— TASK INSTRUCTIONS —
Leave out the pictures and transcribe the rest of the records exactly.

Data tied to figure images

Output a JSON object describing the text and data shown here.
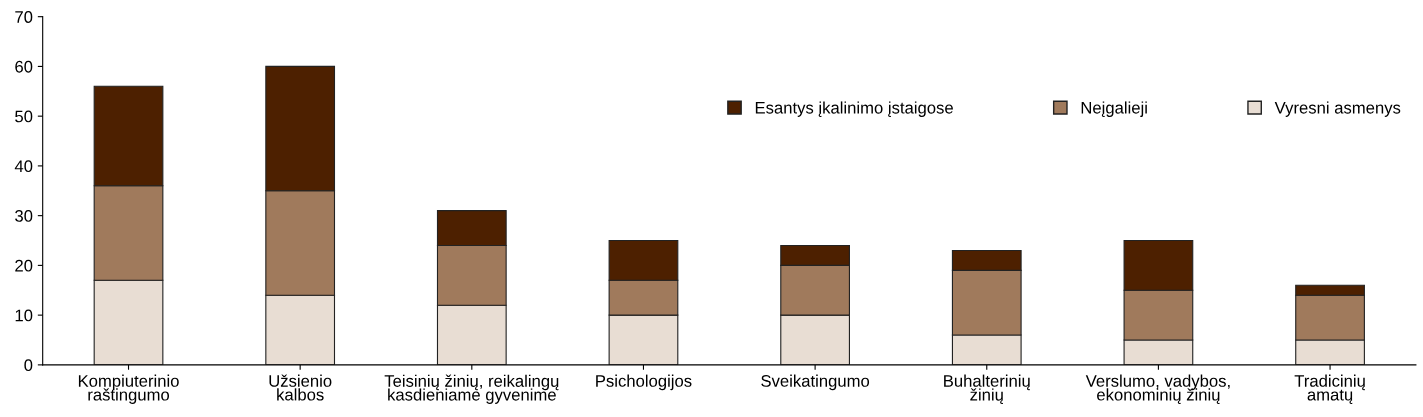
{
  "chart_data": {
    "type": "bar",
    "stacked": true,
    "categories": [
      "Kompiuterinio\nraštingumo",
      "Užsienio\nkalbos",
      "Teisinių žinių, reikalingų\nkasdieniame gyvenime",
      "Psichologijos",
      "Sveikatingumo",
      "Buhalterinių\nžinių",
      "Verslumo, vadybos,\nekonominių žinių",
      "Tradicinių\namatų"
    ],
    "series": [
      {
        "name": "Vyresni asmenys",
        "color": "#e8ddd3",
        "values": [
          17,
          14,
          12,
          10,
          10,
          6,
          5,
          5
        ]
      },
      {
        "name": "Neįgalieji",
        "color": "#a07a5c",
        "values": [
          19,
          21,
          12,
          7,
          10,
          13,
          10,
          9
        ]
      },
      {
        "name": "Esantys įkalinimo įstaigose",
        "color": "#4d2000",
        "values": [
          20,
          25,
          7,
          8,
          4,
          4,
          10,
          2
        ]
      }
    ],
    "ylim": [
      0,
      70
    ],
    "yticks": [
      0,
      10,
      20,
      30,
      40,
      50,
      60,
      70
    ],
    "grid": false,
    "legend": "top right"
  }
}
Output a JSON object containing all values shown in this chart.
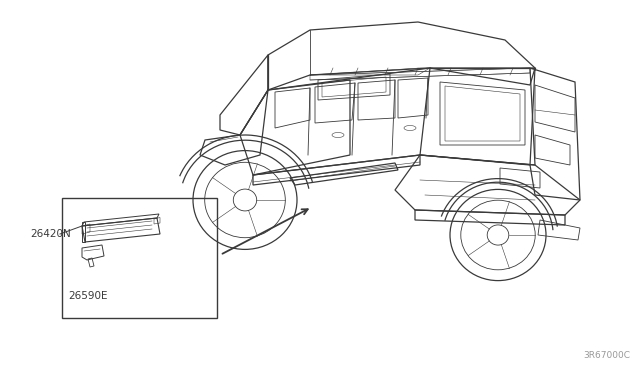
{
  "bg_color": "#ffffff",
  "part_label_1": "26420N",
  "part_label_2": "26590E",
  "ref_code": "3R67000C",
  "line_color": "#3a3a3a",
  "label_color": "#3a3a3a",
  "ref_color": "#999999",
  "lw_main": 0.9,
  "lw_detail": 0.6,
  "lw_thin": 0.4
}
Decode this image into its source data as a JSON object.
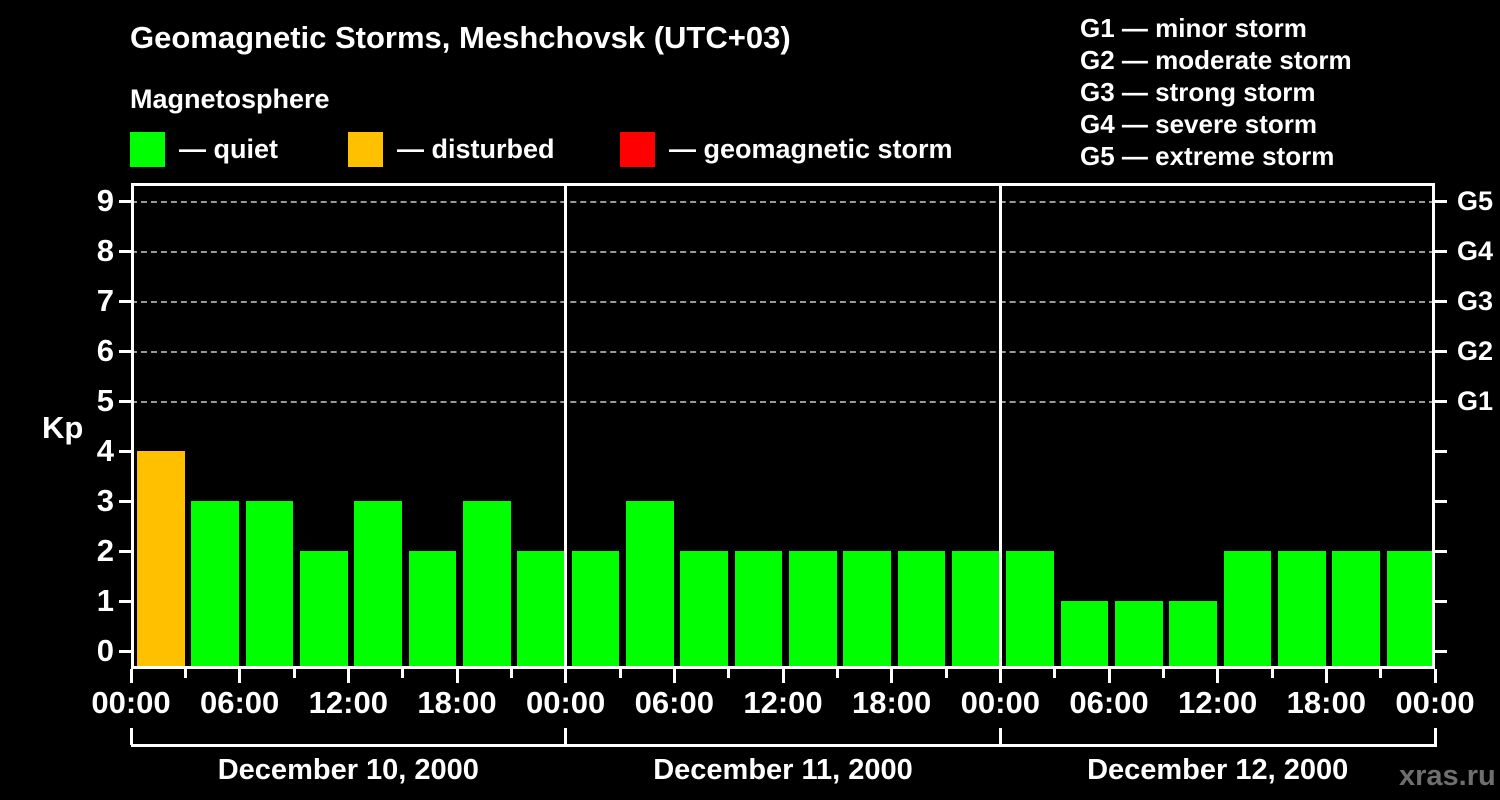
{
  "header": {
    "title": "Geomagnetic Storms, Meshchovsk (UTC+03)",
    "subtitle": "Magnetosphere"
  },
  "kp_legend": {
    "items": [
      {
        "name": "quiet",
        "label": "— quiet",
        "color": "#00FF00"
      },
      {
        "name": "disturbed",
        "label": "— disturbed",
        "color": "#FFC000"
      },
      {
        "name": "storm",
        "label": "— geomagnetic storm",
        "color": "#FF0000"
      }
    ]
  },
  "g_legend": {
    "items": [
      "G1 — minor storm",
      "G2 — moderate storm",
      "G3 — strong storm",
      "G4 — severe storm",
      "G5 — extreme storm"
    ]
  },
  "watermark": "xras.ru",
  "chart_data": {
    "type": "bar",
    "title": "Geomagnetic Storms, Meshchovsk (UTC+03)",
    "ylabel": "Kp",
    "ylim": [
      0,
      9
    ],
    "y_ticks": [
      0,
      1,
      2,
      3,
      4,
      5,
      6,
      7,
      8,
      9
    ],
    "grid_levels": [
      5,
      6,
      7,
      8,
      9
    ],
    "grid_color": "#999999",
    "right_axis": [
      {
        "kp": 5,
        "label": "G1"
      },
      {
        "kp": 6,
        "label": "G2"
      },
      {
        "kp": 7,
        "label": "G3"
      },
      {
        "kp": 8,
        "label": "G4"
      },
      {
        "kp": 9,
        "label": "G5"
      }
    ],
    "x_tick_interval_hours": 3,
    "x_label_interval_hours": 6,
    "x_labels_cycle": [
      "00:00",
      "06:00",
      "12:00",
      "18:00"
    ],
    "x_final_label": "00:00",
    "bar_color_rule": {
      "kp_0_to_3": "quiet",
      "kp_4": "disturbed",
      "kp_5_to_9": "storm"
    },
    "bar_colors": {
      "quiet": "#00FF00",
      "disturbed": "#FFC000",
      "storm": "#FF0000"
    },
    "days": [
      {
        "date": "December 10, 2000",
        "kp_values": [
          4,
          3,
          3,
          2,
          3,
          2,
          3,
          2
        ]
      },
      {
        "date": "December 11, 2000",
        "kp_values": [
          2,
          3,
          2,
          2,
          2,
          2,
          2,
          2
        ]
      },
      {
        "date": "December 12, 2000",
        "kp_values": [
          2,
          1,
          1,
          1,
          2,
          2,
          2,
          2
        ]
      }
    ]
  }
}
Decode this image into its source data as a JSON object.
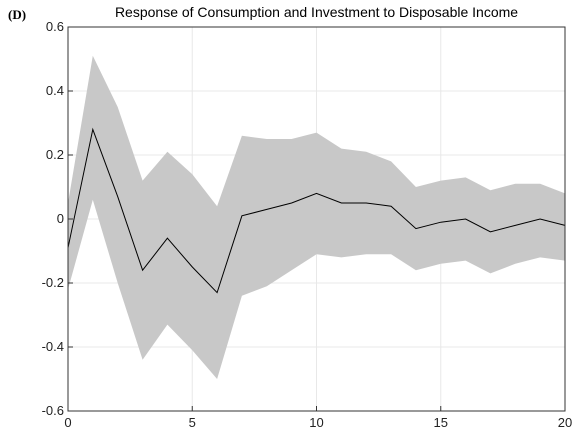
{
  "panel_label": "(D)",
  "chart_data": {
    "type": "area",
    "title": "Response of Consumption and Investment to Disposable Income",
    "xlabel": "",
    "ylabel": "",
    "xlim": [
      0,
      20
    ],
    "ylim": [
      -0.6,
      0.6
    ],
    "xticks": [
      0,
      5,
      10,
      15,
      20
    ],
    "yticks": [
      -0.6,
      -0.4,
      -0.2,
      0,
      0.2,
      0.4,
      0.6
    ],
    "xtick_labels": [
      "0",
      "5",
      "10",
      "15",
      "20"
    ],
    "ytick_labels": [
      "-0.6",
      "-0.4",
      "-0.2",
      "0",
      "0.2",
      "0.4",
      "0.6"
    ],
    "grid": true,
    "x": [
      0,
      1,
      2,
      3,
      4,
      5,
      6,
      7,
      8,
      9,
      10,
      11,
      12,
      13,
      14,
      15,
      16,
      17,
      18,
      19,
      20
    ],
    "series": [
      {
        "role": "upper-band",
        "values": [
          0.05,
          0.51,
          0.35,
          0.12,
          0.21,
          0.14,
          0.04,
          0.26,
          0.25,
          0.25,
          0.27,
          0.22,
          0.21,
          0.18,
          0.1,
          0.12,
          0.13,
          0.09,
          0.11,
          0.11,
          0.08
        ]
      },
      {
        "role": "lower-band",
        "values": [
          -0.22,
          0.06,
          -0.2,
          -0.44,
          -0.33,
          -0.41,
          -0.5,
          -0.24,
          -0.21,
          -0.16,
          -0.11,
          -0.12,
          -0.11,
          -0.11,
          -0.16,
          -0.14,
          -0.13,
          -0.17,
          -0.14,
          -0.12,
          -0.13
        ]
      },
      {
        "role": "point-estimate",
        "values": [
          -0.09,
          0.28,
          0.07,
          -0.16,
          -0.06,
          -0.15,
          -0.23,
          0.01,
          0.03,
          0.05,
          0.08,
          0.05,
          0.05,
          0.04,
          -0.03,
          -0.01,
          0.0,
          -0.04,
          -0.02,
          0.0,
          -0.02
        ]
      }
    ],
    "colors": {
      "band": "#c8c8c8",
      "line": "#000000",
      "grid": "#e8e8e8",
      "axis": "#333333"
    }
  }
}
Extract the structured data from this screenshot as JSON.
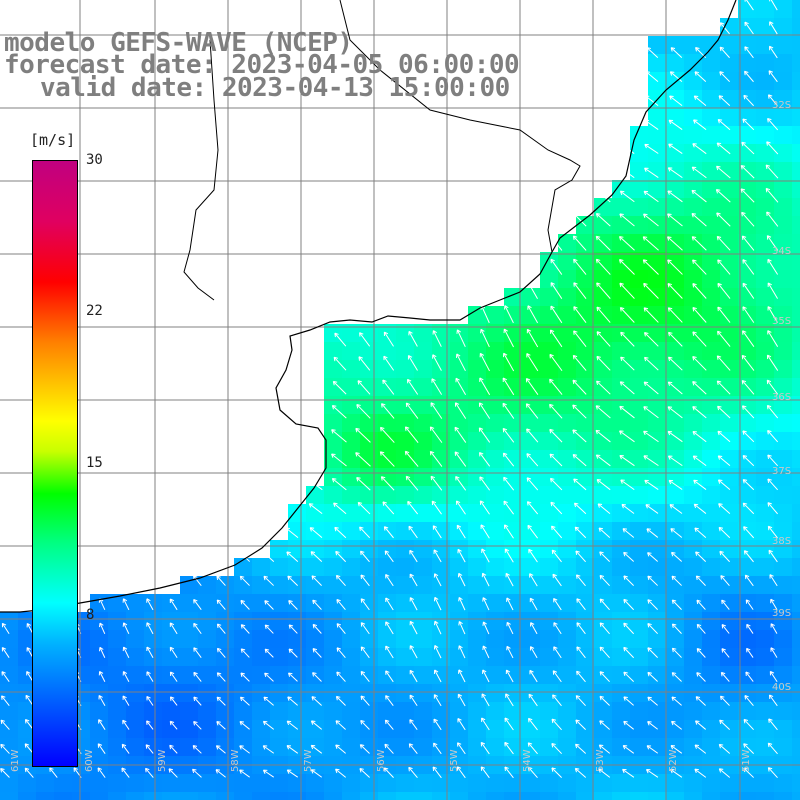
{
  "title": {
    "line1": "modelo GEFS-WAVE (NCEP)",
    "line2": "forecast date: 2023-04-05 06:00:00",
    "line3": "valid date: 2023-04-13 15:00:00"
  },
  "colorbar": {
    "unit": "[m/s]",
    "labels": [
      "30",
      "22",
      "15",
      "8"
    ],
    "min": 0,
    "max": 30,
    "colors": [
      "#0000ff",
      "#00b0ff",
      "#00ffff",
      "#00ff80",
      "#00ff00",
      "#ffff00",
      "#ff8000",
      "#ff0000",
      "#c00080"
    ]
  },
  "map": {
    "land_color": "#ffffff",
    "coast_color": "#000000",
    "grid_color": "#808080",
    "arrow_color": "#ffffff",
    "lat_labels": [
      "32S",
      "34S",
      "35S",
      "36S",
      "37S",
      "38S",
      "39S",
      "40S"
    ],
    "lon_labels": [
      "61W",
      "60W",
      "59W",
      "58W",
      "57W",
      "56W",
      "55W",
      "54W",
      "53W",
      "52W",
      "51W"
    ]
  }
}
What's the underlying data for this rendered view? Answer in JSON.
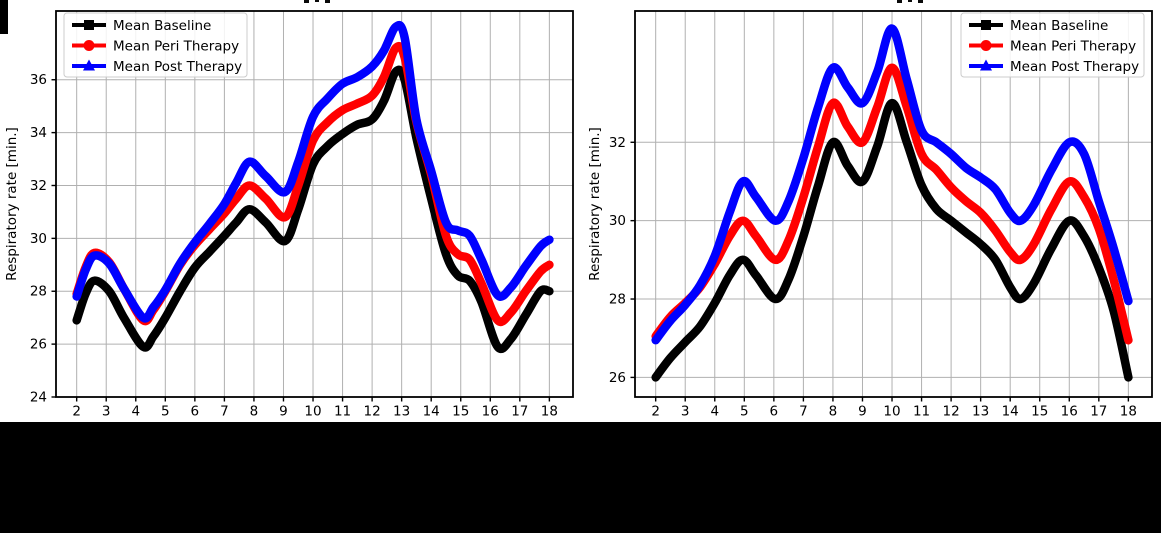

— RESULT OF THE EXERCISE —
Output a JSON object describing the text and data shown here.
{
  "chart_data": {
    "type": "bar",
    "stacked": true,
    "categories": [
      "Kompiuterinio\nraštingumo",
      "Užsienio\nkalbos",
      "Teisinių žinių, reikalingų\nkasdieniame gyvenime",
      "Psichologijos",
      "Sveikatingumo",
      "Buhalterinių\nžinių",
      "Verslumo, vadybos,\nekonominių žinių",
      "Tradicinių\namatų"
    ],
    "series": [
      {
        "name": "Vyresni asmenys",
        "color": "#e8ddd3",
        "values": [
          17,
          14,
          12,
          10,
          10,
          6,
          5,
          5
        ]
      },
      {
        "name": "Neįgalieji",
        "color": "#a07a5c",
        "values": [
          19,
          21,
          12,
          7,
          10,
          13,
          10,
          9
        ]
      },
      {
        "name": "Esantys įkalinimo įstaigose",
        "color": "#4d2000",
        "values": [
          20,
          25,
          7,
          8,
          4,
          4,
          10,
          2
        ]
      }
    ],
    "ylim": [
      0,
      70
    ],
    "yticks": [
      0,
      10,
      20,
      30,
      40,
      50,
      60,
      70
    ],
    "grid": false,
    "legend": "top right"
  }
}
Output a JSON object containing all values shown in this chart.
{
  "bg_color": "#ffffff",
  "part_label_1": "26420N",
  "part_label_2": "26590E",
  "ref_code": "3R67000C",
  "line_color": "#3a3a3a",
  "label_color": "#3a3a3a",
  "ref_color": "#999999",
  "lw_main": 0.9,
  "lw_detail": 0.6,
  "lw_thin": 0.4
}
Decode this image into its source data as a JSON object.
{
  "header": {
    "title": "Geomagnetic Storms, Meshchovsk (UTC+03)",
    "subtitle": "Magnetosphere"
  },
  "kp_legend": {
    "items": [
      {
        "name": "quiet",
        "label": "— quiet",
        "color": "#00FF00"
      },
      {
        "name": "disturbed",
        "label": "— disturbed",
        "color": "#FFC000"
      },
      {
        "name": "storm",
        "label": "— geomagnetic storm",
        "color": "#FF0000"
      }
    ]
  },
  "g_legend": {
    "items": [
      "G1 — minor storm",
      "G2 — moderate storm",
      "G3 — strong storm",
      "G4 — severe storm",
      "G5 — extreme storm"
    ]
  },
  "watermark": "xras.ru",
  "chart_data": {
    "type": "bar",
    "title": "Geomagnetic Storms, Meshchovsk (UTC+03)",
    "ylabel": "Kp",
    "ylim": [
      0,
      9
    ],
    "y_ticks": [
      0,
      1,
      2,
      3,
      4,
      5,
      6,
      7,
      8,
      9
    ],
    "grid_levels": [
      5,
      6,
      7,
      8,
      9
    ],
    "grid_color": "#999999",
    "right_axis": [
      {
        "kp": 5,
        "label": "G1"
      },
      {
        "kp": 6,
        "label": "G2"
      },
      {
        "kp": 7,
        "label": "G3"
      },
      {
        "kp": 8,
        "label": "G4"
      },
      {
        "kp": 9,
        "label": "G5"
      }
    ],
    "x_tick_interval_hours": 3,
    "x_label_interval_hours": 6,
    "x_labels_cycle": [
      "00:00",
      "06:00",
      "12:00",
      "18:00"
    ],
    "x_final_label": "00:00",
    "bar_color_rule": {
      "kp_0_to_3": "quiet",
      "kp_4": "disturbed",
      "kp_5_to_9": "storm"
    },
    "bar_colors": {
      "quiet": "#00FF00",
      "disturbed": "#FFC000",
      "storm": "#FF0000"
    },
    "days": [
      {
        "date": "December 10, 2000",
        "kp_values": [
          4,
          3,
          3,
          2,
          3,
          2,
          3,
          2
        ]
      },
      {
        "date": "December 11, 2000",
        "kp_values": [
          2,
          3,
          2,
          2,
          2,
          2,
          2,
          2
        ]
      },
      {
        "date": "December 12, 2000",
        "kp_values": [
          2,
          1,
          1,
          1,
          2,
          2,
          2,
          2
        ]
      }
    ]
  }
}
Decode this image into its source data as a JSON object.
{
  "panel_label": "(D)",
  "chart_data": {
    "type": "area",
    "title": "Response of Consumption and Investment to Disposable Income",
    "xlabel": "",
    "ylabel": "",
    "xlim": [
      0,
      20
    ],
    "ylim": [
      -0.6,
      0.6
    ],
    "xticks": [
      0,
      5,
      10,
      15,
      20
    ],
    "yticks": [
      -0.6,
      -0.4,
      -0.2,
      0,
      0.2,
      0.4,
      0.6
    ],
    "xtick_labels": [
      "0",
      "5",
      "10",
      "15",
      "20"
    ],
    "ytick_labels": [
      "-0.6",
      "-0.4",
      "-0.2",
      "0",
      "0.2",
      "0.4",
      "0.6"
    ],
    "grid": true,
    "x": [
      0,
      1,
      2,
      3,
      4,
      5,
      6,
      7,
      8,
      9,
      10,
      11,
      12,
      13,
      14,
      15,
      16,
      17,
      18,
      19,
      20
    ],
    "series": [
      {
        "role": "upper-band",
        "values": [
          0.05,
          0.51,
          0.35,
          0.12,
          0.21,
          0.14,
          0.04,
          0.26,
          0.25,
          0.25,
          0.27,
          0.22,
          0.21,
          0.18,
          0.1,
          0.12,
          0.13,
          0.09,
          0.11,
          0.11,
          0.08
        ]
      },
      {
        "role": "lower-band",
        "values": [
          -0.22,
          0.06,
          -0.2,
          -0.44,
          -0.33,
          -0.41,
          -0.5,
          -0.24,
          -0.21,
          -0.16,
          -0.11,
          -0.12,
          -0.11,
          -0.11,
          -0.16,
          -0.14,
          -0.13,
          -0.17,
          -0.14,
          -0.12,
          -0.13
        ]
      },
      {
        "role": "point-estimate",
        "values": [
          -0.09,
          0.28,
          0.07,
          -0.16,
          -0.06,
          -0.15,
          -0.23,
          0.01,
          0.03,
          0.05,
          0.08,
          0.05,
          0.05,
          0.04,
          -0.03,
          -0.01,
          0.0,
          -0.04,
          -0.02,
          0.0,
          -0.02
        ]
      }
    ],
    "colors": {
      "band": "#c8c8c8",
      "line": "#000000",
      "grid": "#e8e8e8",
      "axis": "#333333"
    }
  }
}
Extract the structured data from this screenshot as JSON.
{
  "title": {
    "line1": "modelo GEFS-WAVE (NCEP)",
    "line2": "forecast date: 2023-04-05 06:00:00",
    "line3": "valid date: 2023-04-13 15:00:00"
  },
  "colorbar": {
    "unit": "[m/s]",
    "labels": [
      "30",
      "22",
      "15",
      "8"
    ],
    "min": 0,
    "max": 30,
    "colors": [
      "#0000ff",
      "#00b0ff",
      "#00ffff",
      "#00ff80",
      "#00ff00",
      "#ffff00",
      "#ff8000",
      "#ff0000",
      "#c00080"
    ]
  },
  "map": {
    "land_color": "#ffffff",
    "coast_color": "#000000",
    "grid_color": "#808080",
    "arrow_color": "#ffffff",
    "lat_labels": [
      "32S",
      "34S",
      "35S",
      "36S",
      "37S",
      "38S",
      "39S",
      "40S"
    ],
    "lon_labels": [
      "61W",
      "60W",
      "59W",
      "58W",
      "57W",
      "56W",
      "55W",
      "54W",
      "53W",
      "52W",
      "51W"
    ]
  }
}
What's the underlying data for this rendered view? Answer in JSON.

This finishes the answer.